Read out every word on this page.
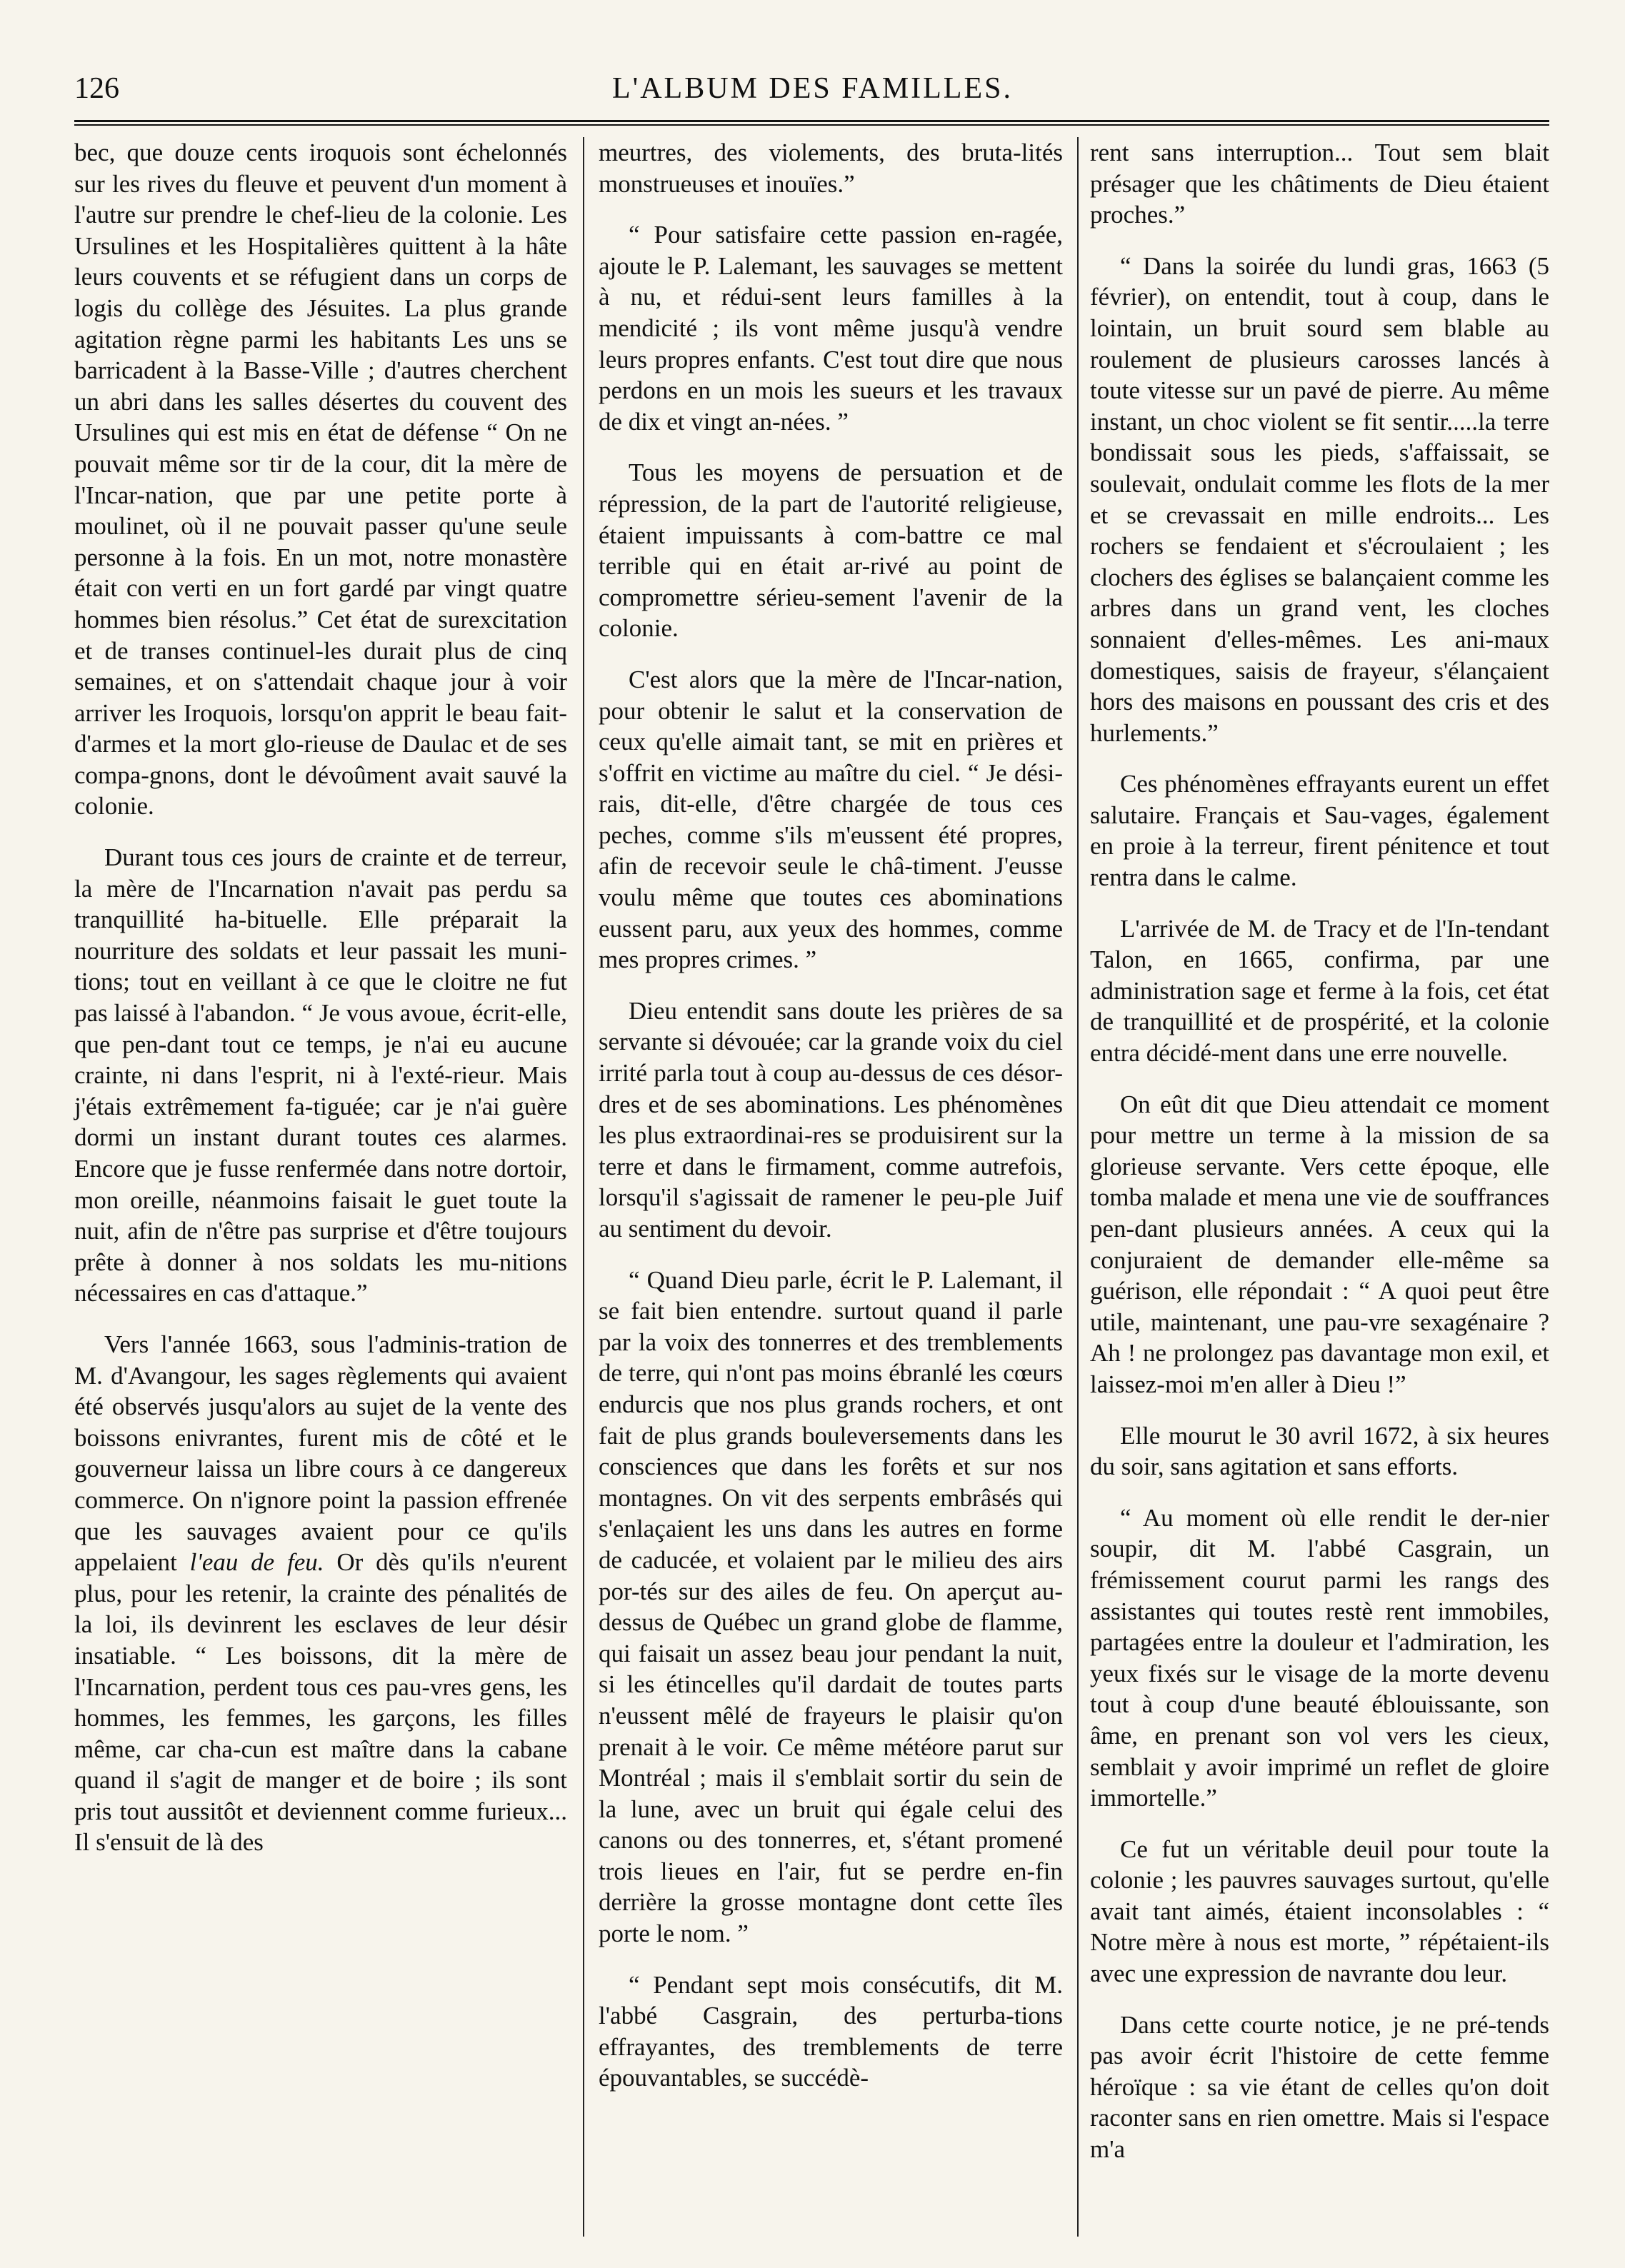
126	L'ALBUM DES FAMILLES.

bec, que douze cents iroquois sont échelonnés sur les rives du fleuve et peuvent d'un moment à l'autre sur prendre le chef-lieu de la colonie. Les Ursulines et les Hospitalières quittent à la hâte leurs couvents et se réfugient dans un corps de logis du collège des Jésuites. La plus grande agitation règne parmi les habitants Les uns se barricadent à la Basse-Ville ; d'autres cherchent un abri dans les salles désertes du couvent des Ursulines qui est mis en état de défense “ On ne pouvait même sor tir de la cour, dit la mère de l'Incar-nation, que par une petite porte à moulinet, où il ne pouvait passer qu'une seule personne à la fois. En un mot, notre monastère était con verti en un fort gardé par vingt quatre hommes bien résolus.” Cet état de surexcitation et de transes continuel-les durait plus de cinq semaines, et on s'attendait chaque jour à voir arriver les Iroquois, lorsqu'on apprit le beau fait-d'armes et la mort glo-rieuse de Daulac et de ses compa-gnons, dont le dévoûment avait sauvé la colonie.

Durant tous ces jours de crainte et de terreur, la mère de l'Incarnation n'avait pas perdu sa tranquillité ha-bituelle. Elle préparait la nourriture des soldats et leur passait les muni-tions; tout en veillant à ce que le cloitre ne fut pas laissé à l'abandon. “ Je vous avoue, écrit-elle, que pen-dant tout ce temps, je n'ai eu aucune crainte, ni dans l'esprit, ni à l'exté-rieur. Mais j'étais extrêmement fa-tiguée; car je n'ai guère dormi un instant durant toutes ces alarmes. Encore que je fusse renfermée dans notre dortoir, mon oreille, néanmoins faisait le guet toute la nuit, afin de n'être pas surprise et d'être toujours prête à donner à nos soldats les mu-nitions nécessaires en cas d'attaque.”

Vers l'année 1663, sous l'adminis-tration de M. d'Avangour, les sages règlements qui avaient été observés jusqu'alors au sujet de la vente des boissons enivrantes, furent mis de côté et le gouverneur laissa un libre cours à ce dangereux commerce. On n'ignore point la passion effrenée que les sauvages avaient pour ce qu'ils appelaient l'eau de feu. Or dès qu'ils n'eurent plus, pour les retenir, la crainte des pénalités de la loi, ils devinrent les esclaves de leur désir insatiable. “ Les boissons, dit la mère de l'Incarnation, perdent tous ces pau-vres gens, les hommes, les femmes, les garçons, les filles même, car cha-cun est maître dans la cabane quand il s'agit de manger et de boire ; ils sont pris tout aussitôt et deviennent comme furieux... Il s'ensuit de là des

meurtres, des violements, des bruta-lités monstrueuses et inouïes.”

“ Pour satisfaire cette passion en-ragée, ajoute le P. Lalemant, les sauvages se mettent à nu, et rédui-sent leurs familles à la mendicité ; ils vont même jusqu'à vendre leurs propres enfants. C'est tout dire que nous perdons en un mois les sueurs et les travaux de dix et vingt an-nées. ”

Tous les moyens de persuation et de répression, de la part de l'autorité religieuse, étaient impuissants à com-battre ce mal terrible qui en était ar-rivé au point de compromettre sérieu-sement l'avenir de la colonie.

C'est alors que la mère de l'Incar-nation, pour obtenir le salut et la conservation de ceux qu'elle aimait tant, se mit en prières et s'offrit en victime au maître du ciel. “ Je dési-rais, dit-elle, d'être chargée de tous ces peches, comme s'ils m'eussent été propres, afin de recevoir seule le châ-timent. J'eusse voulu même que toutes ces abominations eussent paru, aux yeux des hommes, comme mes propres crimes. ”

Dieu entendit sans doute les prières de sa servante si dévouée; car la grande voix du ciel irrité parla tout à coup au-dessus de ces désor-dres et de ses abominations. Les phénomènes les plus extraordinai-res se produisirent sur la terre et dans le firmament, comme autrefois, lorsqu'il s'agissait de ramener le peu-ple Juif au sentiment du devoir.

“ Quand Dieu parle, écrit le P. Lalemant, il se fait bien entendre. surtout quand il parle par la voix des tonnerres et des tremblements de terre, qui n'ont pas moins ébranlé les cœurs endurcis que nos plus grands rochers, et ont fait de plus grands bouleversements dans les consciences que dans les forêts et sur nos montagnes. On vit des serpents embrâsés qui s'enlaçaient les uns dans les autres en forme de caducée, et volaient par le milieu des airs por-tés sur des ailes de feu. On aperçut au-dessus de Québec un grand globe de flamme, qui faisait un assez beau jour pendant la nuit, si les étincelles qu'il dardait de toutes parts n'eussent mêlé de frayeurs le plaisir qu'on prenait à le voir. Ce même météore parut sur Montréal ; mais il s'emblait sortir du sein de la lune, avec un bruit qui égale celui des canons ou des tonnerres, et, s'étant promené trois lieues en l'air, fut se perdre en-fin derrière la grosse montagne dont cette îles porte le nom. ”

“ Pendant sept mois consécutifs, dit M. l'abbé Casgrain, des perturba-tions effrayantes, des tremblements de terre épouvantables, se succédè-

rent sans interruption... Tout sem blait présager que les châtiments de Dieu étaient proches.”

“ Dans la soirée du lundi gras, 1663 (5 février), on entendit, tout à coup, dans le lointain, un bruit sourd sem blable au roulement de plusieurs carosses lancés à toute vitesse sur un pavé de pierre. Au même instant, un choc violent se fit sentir.....la terre bondissait sous les pieds, s'affaissait, se soulevait, ondulait comme les flots de la mer et se crevassait en mille endroits... Les rochers se fendaient et s'écroulaient ; les clochers des églises se balançaient comme les arbres dans un grand vent, les cloches sonnaient d'elles-mêmes. Les ani-maux domestiques, saisis de frayeur, s'élançaient hors des maisons en poussant des cris et des hurlements.”

Ces phénomènes effrayants eurent un effet salutaire. Français et Sau-vages, également en proie à la terreur, firent pénitence et tout rentra dans le calme.

L'arrivée de M. de Tracy et de l'In-tendant Talon, en 1665, confirma, par une administration sage et ferme à la fois, cet état de tranquillité et de prospérité, et la colonie entra décidé-ment dans une erre nouvelle.

On eût dit que Dieu attendait ce moment pour mettre un terme à la mission de sa glorieuse servante. Vers cette époque, elle tomba malade et mena une vie de souffrances pen-dant plusieurs années. A ceux qui la conjuraient de demander elle-même sa guérison, elle répondait : “ A quoi peut être utile, maintenant, une pau-vre sexagénaire ? Ah ! ne prolongez pas davantage mon exil, et laissez-moi m'en aller à Dieu !”

Elle mourut le 30 avril 1672, à six heures du soir, sans agitation et sans efforts.

“ Au moment où elle rendit le der-nier soupir, dit M. l'abbé Casgrain, un frémissement courut parmi les rangs des assistantes qui toutes restè rent immobiles, partagées entre la douleur et l'admiration, les yeux fixés sur le visage de la morte devenu tout à coup d'une beauté éblouissante, son âme, en prenant son vol vers les cieux, semblait y avoir imprimé un reflet de gloire immortelle.”

Ce fut un véritable deuil pour toute la colonie ; les pauvres sauvages surtout, qu'elle avait tant aimés, étaient inconsolables : “ Notre mère à nous est morte, ” répétaient-ils avec une expression de navrante dou leur.

Dans cette courte notice, je ne pré-tends pas avoir écrit l'histoire de cette femme héroïque : sa vie étant de celles qu'on doit raconter sans en rien omettre. Mais si l'espace m'a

____

» **PROBLEM REQUIREMENTS**:
Copy every record above exactly, leaving out the pictures.

» **SOLUTION**:
Read out every word on this page.
126	L'ALBUM DES FAMILLES.

bec, que douze cents iroquois sont échelonnés sur les rives du fleuve et peuvent d'un moment à l'autre sur prendre le chef-lieu de la colonie. Les Ursulines et les Hospitalières quittent à la hâte leurs couvents et se réfugient dans un corps de logis du collège des Jésuites. La plus grande agitation règne parmi les habitants Les uns se barricadent à la Basse-Ville ; d'autres cherchent un abri dans les salles désertes du couvent des Ursulines qui est mis en état de défense “ On ne pouvait même sor tir de la cour, dit la mère de l'Incar-nation, que par une petite porte à moulinet, où il ne pouvait passer qu'une seule personne à la fois. En un mot, notre monastère était con verti en un fort gardé par vingt quatre hommes bien résolus.” Cet état de surexcitation et de transes continuel-les durait plus de cinq semaines, et on s'attendait chaque jour à voir arriver les Iroquois, lorsqu'on apprit le beau fait-d'armes et la mort glo-rieuse de Daulac et de ses compa-gnons, dont le dévoûment avait sauvé la colonie.

Durant tous ces jours de crainte et de terreur, la mère de l'Incarnation n'avait pas perdu sa tranquillité ha-bituelle. Elle préparait la nourriture des soldats et leur passait les muni-tions; tout en veillant à ce que le cloitre ne fut pas laissé à l'abandon. “ Je vous avoue, écrit-elle, que pen-dant tout ce temps, je n'ai eu aucune crainte, ni dans l'esprit, ni à l'exté-rieur. Mais j'étais extrêmement fa-tiguée; car je n'ai guère dormi un instant durant toutes ces alarmes. Encore que je fusse renfermée dans notre dortoir, mon oreille, néanmoins faisait le guet toute la nuit, afin de n'être pas surprise et d'être toujours prête à donner à nos soldats les mu-nitions nécessaires en cas d'attaque.”

Vers l'année 1663, sous l'adminis-tration de M. d'Avangour, les sages règlements qui avaient été observés jusqu'alors au sujet de la vente des boissons enivrantes, furent mis de côté et le gouverneur laissa un libre cours à ce dangereux commerce. On n'ignore point la passion effrenée que les sauvages avaient pour ce qu'ils appelaient l'eau de feu. Or dès qu'ils n'eurent plus, pour les retenir, la crainte des pénalités de la loi, ils devinrent les esclaves de leur désir insatiable. “ Les boissons, dit la mère de l'Incarnation, perdent tous ces pau-vres gens, les hommes, les femmes, les garçons, les filles même, car cha-cun est maître dans la cabane quand il s'agit de manger et de boire ; ils sont pris tout aussitôt et deviennent comme furieux... Il s'ensuit de là des

meurtres, des violements, des bruta-lités monstrueuses et inouïes.”

“ Pour satisfaire cette passion en-ragée, ajoute le P. Lalemant, les sauvages se mettent à nu, et rédui-sent leurs familles à la mendicité ; ils vont même jusqu'à vendre leurs propres enfants. C'est tout dire que nous perdons en un mois les sueurs et les travaux de dix et vingt an-nées. ”

Tous les moyens de persuation et de répression, de la part de l'autorité religieuse, étaient impuissants à com-battre ce mal terrible qui en était ar-rivé au point de compromettre sérieu-sement l'avenir de la colonie.

C'est alors que la mère de l'Incar-nation, pour obtenir le salut et la conservation de ceux qu'elle aimait tant, se mit en prières et s'offrit en victime au maître du ciel. “ Je dési-rais, dit-elle, d'être chargée de tous ces peches, comme s'ils m'eussent été propres, afin de recevoir seule le châ-timent. J'eusse voulu même que toutes ces abominations eussent paru, aux yeux des hommes, comme mes propres crimes. ”

Dieu entendit sans doute les prières de sa servante si dévouée; car la grande voix du ciel irrité parla tout à coup au-dessus de ces désor-dres et de ses abominations. Les phénomènes les plus extraordinai-res se produisirent sur la terre et dans le firmament, comme autrefois, lorsqu'il s'agissait de ramener le peu-ple Juif au sentiment du devoir.

“ Quand Dieu parle, écrit le P. Lalemant, il se fait bien entendre. surtout quand il parle par la voix des tonnerres et des tremblements de terre, qui n'ont pas moins ébranlé les cœurs endurcis que nos plus grands rochers, et ont fait de plus grands bouleversements dans les consciences que dans les forêts et sur nos montagnes. On vit des serpents embrâsés qui s'enlaçaient les uns dans les autres en forme de caducée, et volaient par le milieu des airs por-tés sur des ailes de feu. On aperçut au-dessus de Québec un grand globe de flamme, qui faisait un assez beau jour pendant la nuit, si les étincelles qu'il dardait de toutes parts n'eussent mêlé de frayeurs le plaisir qu'on prenait à le voir. Ce même météore parut sur Montréal ; mais il s'emblait sortir du sein de la lune, avec un bruit qui égale celui des canons ou des tonnerres, et, s'étant promené trois lieues en l'air, fut se perdre en-fin derrière la grosse montagne dont cette îles porte le nom. ”

“ Pendant sept mois consécutifs, dit M. l'abbé Casgrain, des perturba-tions effrayantes, des tremblements de terre épouvantables, se succédè-

rent sans interruption... Tout sem blait présager que les châtiments de Dieu étaient proches.”

“ Dans la soirée du lundi gras, 1663 (5 février), on entendit, tout à coup, dans le lointain, un bruit sourd sem blable au roulement de plusieurs carosses lancés à toute vitesse sur un pavé de pierre. Au même instant, un choc violent se fit sentir.....la terre bondissait sous les pieds, s'affaissait, se soulevait, ondulait comme les flots de la mer et se crevassait en mille endroits... Les rochers se fendaient et s'écroulaient ; les clochers des églises se balançaient comme les arbres dans un grand vent, les cloches sonnaient d'elles-mêmes. Les ani-maux domestiques, saisis de frayeur, s'élançaient hors des maisons en poussant des cris et des hurlements.”

Ces phénomènes effrayants eurent un effet salutaire. Français et Sau-vages, également en proie à la terreur, firent pénitence et tout rentra dans le calme.

L'arrivée de M. de Tracy et de l'In-tendant Talon, en 1665, confirma, par une administration sage et ferme à la fois, cet état de tranquillité et de prospérité, et la colonie entra décidé-ment dans une erre nouvelle.

On eût dit que Dieu attendait ce moment pour mettre un terme à la mission de sa glorieuse servante. Vers cette époque, elle tomba malade et mena une vie de souffrances pen-dant plusieurs années. A ceux qui la conjuraient de demander elle-même sa guérison, elle répondait : “ A quoi peut être utile, maintenant, une pau-vre sexagénaire ? Ah ! ne prolongez pas davantage mon exil, et laissez-moi m'en aller à Dieu !”

Elle mourut le 30 avril 1672, à six heures du soir, sans agitation et sans efforts.

“ Au moment où elle rendit le der-nier soupir, dit M. l'abbé Casgrain, un frémissement courut parmi les rangs des assistantes qui toutes restè rent immobiles, partagées entre la douleur et l'admiration, les yeux fixés sur le visage de la morte devenu tout à coup d'une beauté éblouissante, son âme, en prenant son vol vers les cieux, semblait y avoir imprimé un reflet de gloire immortelle.”

Ce fut un véritable deuil pour toute la colonie ; les pauvres sauvages surtout, qu'elle avait tant aimés, étaient inconsolables : “ Notre mère à nous est morte, ” répétaient-ils avec une expression de navrante dou leur.

Dans cette courte notice, je ne pré-tends pas avoir écrit l'histoire de cette femme héroïque : sa vie étant de celles qu'on doit raconter sans en rien omettre. Mais si l'espace m'a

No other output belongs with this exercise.